— begin —

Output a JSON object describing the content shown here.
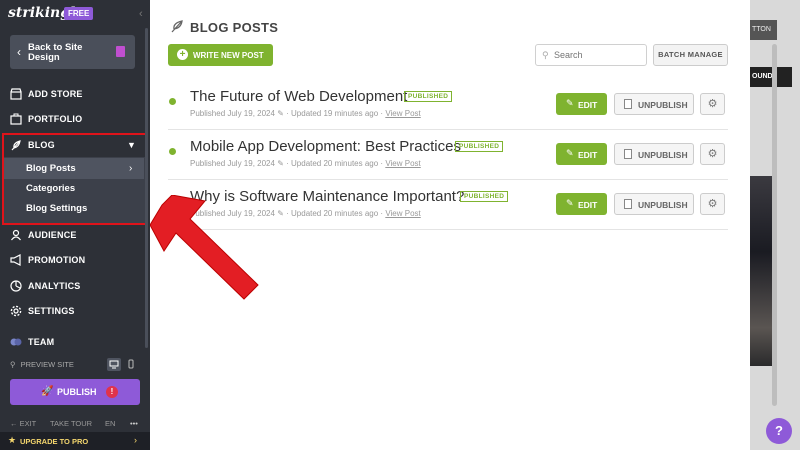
{
  "brand": {
    "logo": "strikingly",
    "plan_badge": "FREE"
  },
  "sidebar": {
    "back_label": "Back to Site Design",
    "items": [
      {
        "label": "ADD STORE",
        "icon": "store-icon"
      },
      {
        "label": "PORTFOLIO",
        "icon": "portfolio-icon"
      },
      {
        "label": "BLOG",
        "icon": "feather-icon"
      },
      {
        "label": "AUDIENCE",
        "icon": "audience-icon"
      },
      {
        "label": "PROMOTION",
        "icon": "megaphone-icon"
      },
      {
        "label": "ANALYTICS",
        "icon": "analytics-icon"
      },
      {
        "label": "SETTINGS",
        "icon": "gear-icon"
      },
      {
        "label": "TEAM",
        "icon": "team-icon"
      }
    ],
    "blog_sub": [
      "Blog Posts",
      "Categories",
      "Blog Settings"
    ],
    "preview_label": "PREVIEW SITE",
    "publish_label": "PUBLISH",
    "publish_alert": "!",
    "footer": {
      "exit": "EXIT",
      "tour": "TAKE TOUR",
      "lang": "EN",
      "more": "•••"
    },
    "upgrade_label": "UPGRADE TO PRO"
  },
  "main": {
    "title": "BLOG POSTS",
    "write_label": "WRITE NEW POST",
    "search_placeholder": "Search",
    "batch_label": "BATCH MANAGE",
    "posts": [
      {
        "title": "The Future of Web Development",
        "status": "PUBLISHED",
        "published": "Published July 19, 2024",
        "updated": "· Updated 19 minutes ago ·",
        "view": "View Post"
      },
      {
        "title": "Mobile App Development: Best Practices",
        "status": "PUBLISHED",
        "published": "Published July 19, 2024",
        "updated": "· Updated 20 minutes ago ·",
        "view": "View Post"
      },
      {
        "title": "Why is Software Maintenance Important?",
        "status": "PUBLISHED",
        "published": "Published July 19, 2024",
        "updated": "· Updated 20 minutes ago ·",
        "view": "View Post"
      }
    ],
    "edit_label": "EDIT",
    "unpublish_label": "UNPUBLISH"
  },
  "background": {
    "button_fragment": "TTON",
    "bg_fragment": "OUND"
  },
  "help_label": "?",
  "colors": {
    "accent_green": "#7fb32f",
    "purple": "#8e5ad8",
    "sidebar": "#2d3037",
    "highlight_red": "#e0131a"
  }
}
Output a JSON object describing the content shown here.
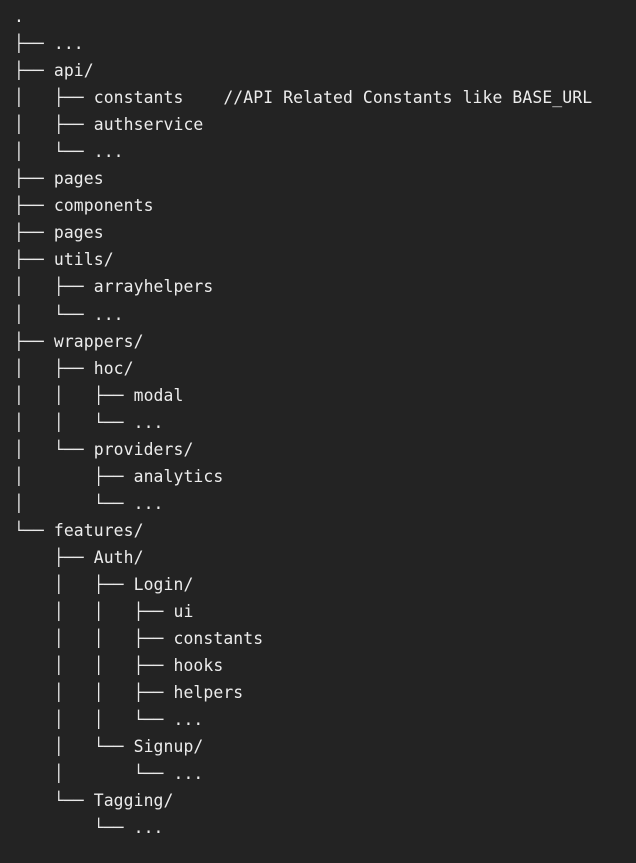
{
  "code_block": {
    "language": "plaintext",
    "lines": [
      {
        "prefix": "",
        "name": ".",
        "comment": ""
      },
      {
        "prefix": "├── ",
        "name": "...",
        "comment": ""
      },
      {
        "prefix": "├── ",
        "name": "api/",
        "comment": ""
      },
      {
        "prefix": "│   ├── ",
        "name": "constants",
        "comment": "    //API Related Constants like BASE_URL"
      },
      {
        "prefix": "│   ├── ",
        "name": "authservice",
        "comment": ""
      },
      {
        "prefix": "│   └── ",
        "name": "...",
        "comment": ""
      },
      {
        "prefix": "├── ",
        "name": "pages",
        "comment": ""
      },
      {
        "prefix": "├── ",
        "name": "components",
        "comment": ""
      },
      {
        "prefix": "├── ",
        "name": "pages",
        "comment": ""
      },
      {
        "prefix": "├── ",
        "name": "utils/",
        "comment": ""
      },
      {
        "prefix": "│   ├── ",
        "name": "arrayhelpers",
        "comment": ""
      },
      {
        "prefix": "│   └── ",
        "name": "...",
        "comment": ""
      },
      {
        "prefix": "├── ",
        "name": "wrappers/",
        "comment": ""
      },
      {
        "prefix": "│   ├── ",
        "name": "hoc/",
        "comment": ""
      },
      {
        "prefix": "│   │   ├── ",
        "name": "modal",
        "comment": ""
      },
      {
        "prefix": "│   │   └── ",
        "name": "...",
        "comment": ""
      },
      {
        "prefix": "│   └── ",
        "name": "providers/",
        "comment": ""
      },
      {
        "prefix": "│       ├── ",
        "name": "analytics",
        "comment": ""
      },
      {
        "prefix": "│       └── ",
        "name": "...",
        "comment": ""
      },
      {
        "prefix": "└── ",
        "name": "features/",
        "comment": ""
      },
      {
        "prefix": "    ├── ",
        "name": "Auth/",
        "comment": ""
      },
      {
        "prefix": "    │   ├── ",
        "name": "Login/",
        "comment": ""
      },
      {
        "prefix": "    │   │   ├── ",
        "name": "ui",
        "comment": ""
      },
      {
        "prefix": "    │   │   ├── ",
        "name": "constants",
        "comment": ""
      },
      {
        "prefix": "    │   │   ├── ",
        "name": "hooks",
        "comment": ""
      },
      {
        "prefix": "    │   │   ├── ",
        "name": "helpers",
        "comment": ""
      },
      {
        "prefix": "    │   │   └── ",
        "name": "...",
        "comment": ""
      },
      {
        "prefix": "    │   └── ",
        "name": "Signup/",
        "comment": ""
      },
      {
        "prefix": "    │       └── ",
        "name": "...",
        "comment": ""
      },
      {
        "prefix": "    └── ",
        "name": "Tagging/",
        "comment": ""
      },
      {
        "prefix": "        └── ",
        "name": "...",
        "comment": ""
      }
    ]
  },
  "colors": {
    "background": "#232323",
    "text": "#e8e8e8"
  }
}
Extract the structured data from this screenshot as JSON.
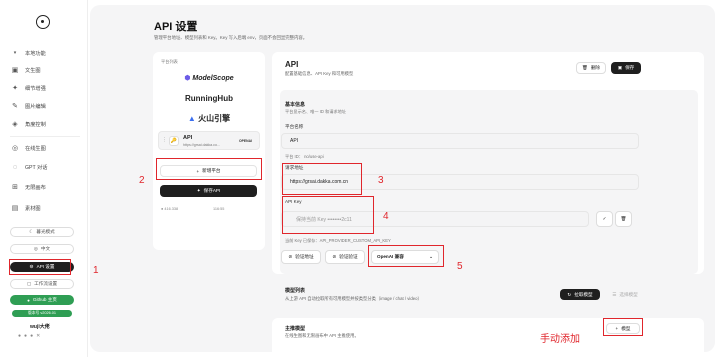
{
  "sidebar": {
    "section_label": "本地功能",
    "items": [
      {
        "label": "文生图",
        "icon": "image-icon"
      },
      {
        "label": "细节增强",
        "icon": "sparkle-icon"
      },
      {
        "label": "图片编辑",
        "icon": "edit-icon"
      },
      {
        "label": "角度控制",
        "icon": "cube-icon"
      },
      {
        "label": "在线生图",
        "icon": "globe-icon"
      },
      {
        "label": "GPT 对话",
        "icon": "chat-icon"
      },
      {
        "label": "无限画布",
        "icon": "canvas-icon"
      },
      {
        "label": "素材图",
        "icon": "folder-icon"
      }
    ],
    "theme_label": "暮光模式",
    "lang_label": "中文",
    "api_label": "API 设置",
    "workflow_label": "工作流设置",
    "github_label": "Github 主页",
    "version_label": "版本号 v2026.01",
    "user_label": "wuji大佬"
  },
  "page": {
    "title": "API 设置",
    "subtitle": "管理平台地址、模型列表和 Key。Key 写入后端 env，页面不会回显完整内容。"
  },
  "providers": {
    "title": "平台列表",
    "brands": [
      "ModelScope",
      "RunningHub",
      "火山引擎"
    ],
    "selected": {
      "name": "API",
      "url": "https://grsai.dakka.co...",
      "tag": "OPENAI"
    },
    "add_label": "新增平台",
    "save_label": "保存API",
    "footer_left": "● 416.338",
    "footer_right": "116:55"
  },
  "detail": {
    "title": "API",
    "subtitle": "配置基础信息、API Key 和可用模型",
    "delete_label": "删除",
    "save_label": "保存",
    "basic_title": "基本信息",
    "basic_sub": "平台显示名、唯一 ID 和请求地址",
    "name_label": "平台名称",
    "name_value": "API",
    "id_text": "平台 ID：  no/use-api",
    "url_label": "请求地址",
    "url_value": "https://grsai.dakka.com.cn",
    "key_label": "API Key",
    "key_placeholder": "保持当前 Key  ••••••••2c11",
    "env_text": "当前 Key 已保存：API_PROVIDER_CUSTOM_API_KEY",
    "verify_url_label": "验证地址",
    "verify_key_label": "验证验证",
    "api_type_value": "OpenAI 兼容"
  },
  "models": {
    "title": "模型列表",
    "subtitle": "从上游 API 自动拉取所有可用模型并按类型分类（image / chat / video）",
    "fetch_label": "拉取模型",
    "select_label": "选择模型"
  },
  "main_model": {
    "title": "主推模型",
    "subtitle": "在线生图和无限画布中 API 主推使用。",
    "add_label": "模型"
  },
  "annotations": {
    "n1": "1",
    "n2": "2",
    "n3": "3",
    "n4": "4",
    "n5": "5",
    "manual_add": "手动添加"
  },
  "colors": {
    "accent_dark": "#1f1f1f",
    "annotation_red": "#e0262c",
    "github_green": "#2f9e54"
  }
}
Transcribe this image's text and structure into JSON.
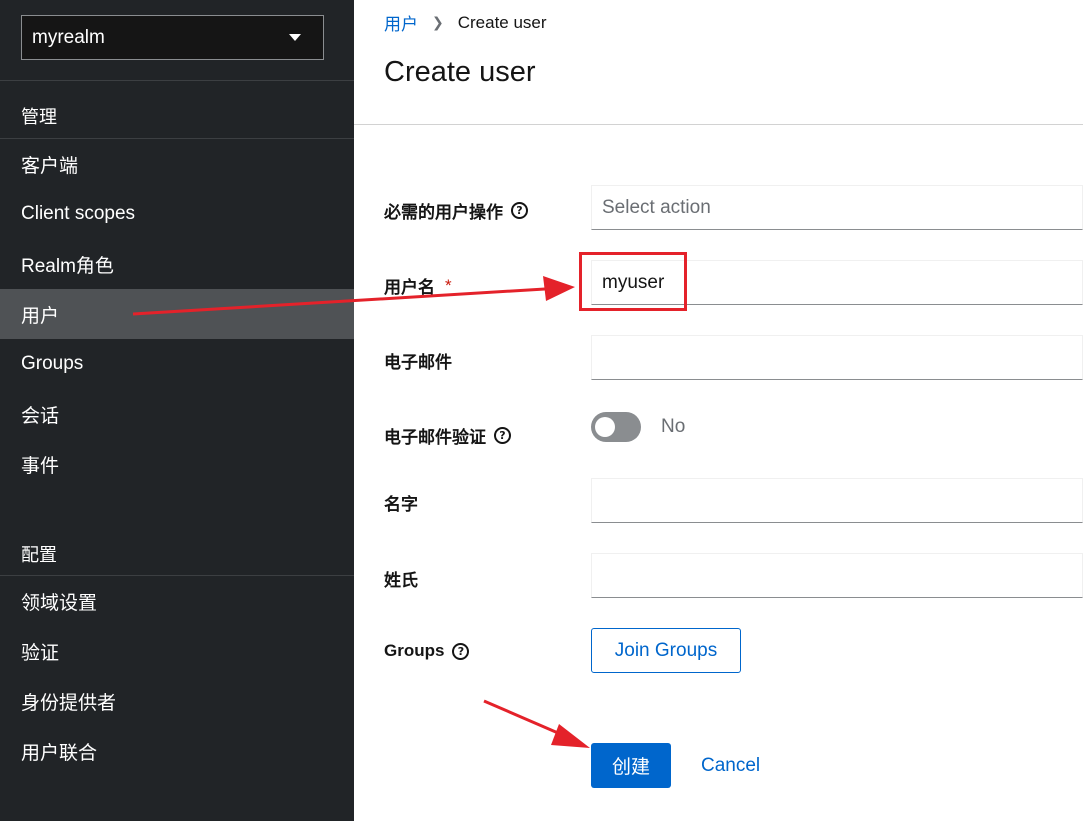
{
  "sidebar": {
    "realm": {
      "name": "myrealm"
    },
    "sections": [
      {
        "title": "管理"
      },
      {
        "title": "配置"
      }
    ],
    "items": [
      {
        "label": "客户端"
      },
      {
        "label": "Client scopes"
      },
      {
        "label": "Realm角色"
      },
      {
        "label": "用户"
      },
      {
        "label": "Groups"
      },
      {
        "label": "会话"
      },
      {
        "label": "事件"
      },
      {
        "label": "领域设置"
      },
      {
        "label": "验证"
      },
      {
        "label": "身份提供者"
      },
      {
        "label": "用户联合"
      }
    ],
    "active_item": "用户"
  },
  "breadcrumb": {
    "parent": "用户",
    "current": "Create user"
  },
  "page": {
    "title": "Create user"
  },
  "form": {
    "required_actions": {
      "label": "必需的用户操作",
      "placeholder": "Select action"
    },
    "username": {
      "label": "用户名",
      "required_mark": "*",
      "value": "myuser"
    },
    "email": {
      "label": "电子邮件",
      "value": ""
    },
    "email_verified": {
      "label": "电子邮件验证",
      "state_label": "No",
      "checked": false
    },
    "first_name": {
      "label": "名字",
      "value": ""
    },
    "last_name": {
      "label": "姓氏",
      "value": ""
    },
    "groups": {
      "label": "Groups",
      "button_label": "Join Groups"
    },
    "help_icon_glyph": "?"
  },
  "actions": {
    "create_label": "创建",
    "cancel_label": "Cancel"
  },
  "colors": {
    "sidebar_bg": "#212427",
    "active_bg": "#4f5255",
    "primary": "#0066cc",
    "annotation": "#e4222a"
  }
}
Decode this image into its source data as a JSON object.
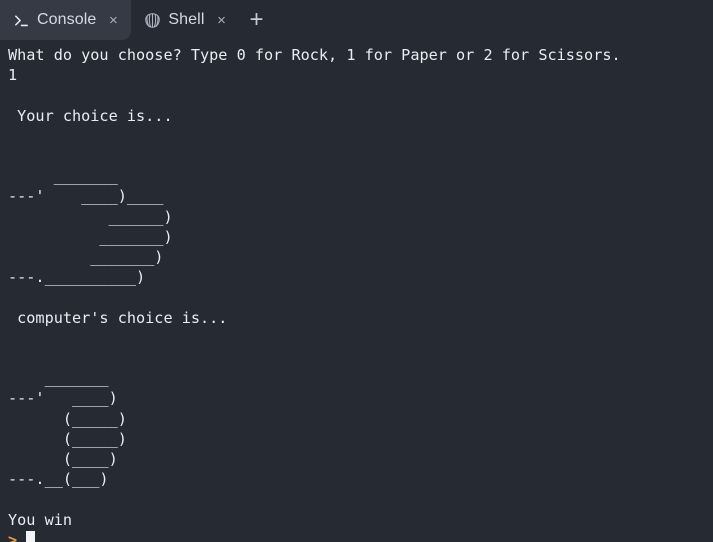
{
  "window": {
    "background_color": "#262a33",
    "active_tab_color": "#353a45",
    "text_color": "#e9ecf2",
    "prompt_color": "#e6a23c"
  },
  "tabbar": {
    "tabs": [
      {
        "label": "Console",
        "icon": "terminal-prompt-icon",
        "close_label": "×",
        "active": true
      },
      {
        "label": "Shell",
        "icon": "seashell-icon",
        "close_label": "×",
        "active": false
      }
    ],
    "add_tab_label": "+"
  },
  "console": {
    "output": "What do you choose? Type 0 for Rock, 1 for Paper or 2 for Scissors.\n1\n\n Your choice is...\n\n\n     _______\n---'    ____)____\n           ______)\n          _______)\n         _______)\n---.__________)\n\n computer's choice is...\n\n\n    _______\n---'   ____)\n      (_____)\n      (_____)\n      (____)\n---.__(___)\n\nYou win",
    "prompt_symbol": ">",
    "prompt_input_value": "",
    "cursor_visible": true
  }
}
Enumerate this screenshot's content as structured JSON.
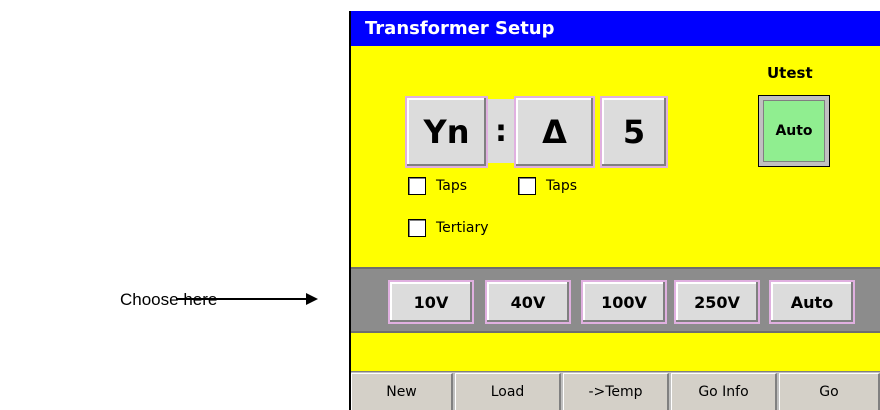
{
  "annotation": {
    "label": "Choose here"
  },
  "window": {
    "title": "Transformer Setup"
  },
  "winding": {
    "primary": "Yn",
    "separator": ":",
    "secondary": "Δ",
    "phase_shift": "5"
  },
  "utest": {
    "label": "Utest",
    "button": "Auto"
  },
  "checkboxes": {
    "primary_taps": "Taps",
    "secondary_taps": "Taps",
    "tertiary": "Tertiary"
  },
  "voltages": [
    "10V",
    "40V",
    "100V",
    "250V",
    "Auto"
  ],
  "toolbar": [
    "New",
    "Load",
    "->Temp",
    "Go Info",
    "Go"
  ],
  "colors": {
    "title_bg": "#0000ff",
    "panel_bg": "#ffff00",
    "selected": "#90ee90"
  }
}
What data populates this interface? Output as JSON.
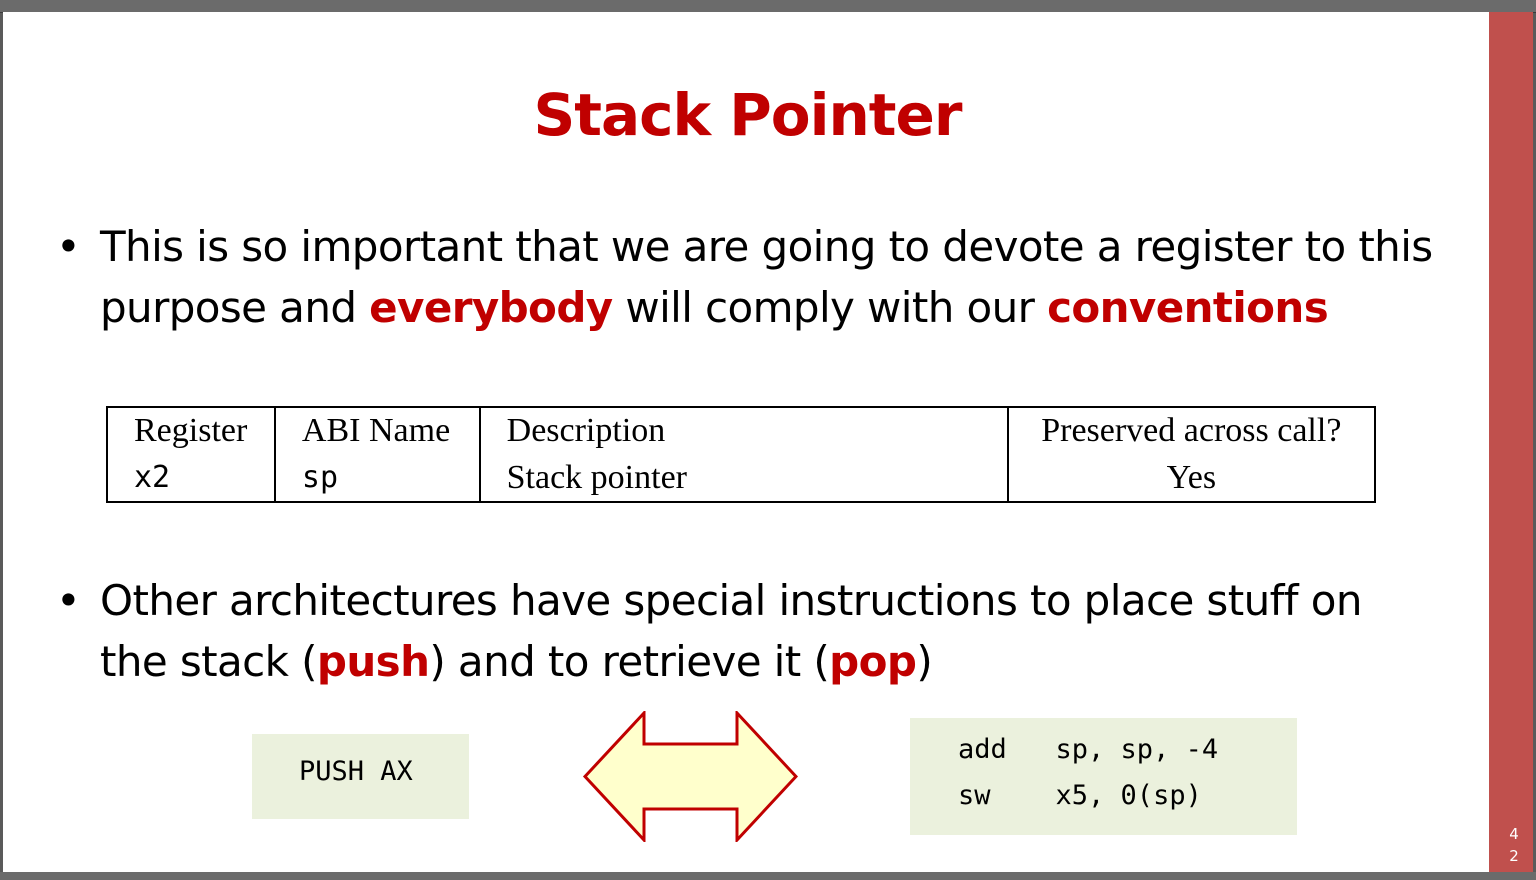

— end —

■ **Exercise goal**
Extract, from the material above, each line holding the word "chat".

■ **Full answer**
        "icon": "chat-icon"
    "subtitle": "从上游 API 自动拉取所有可用模型并按类型分类（image / chat / video）",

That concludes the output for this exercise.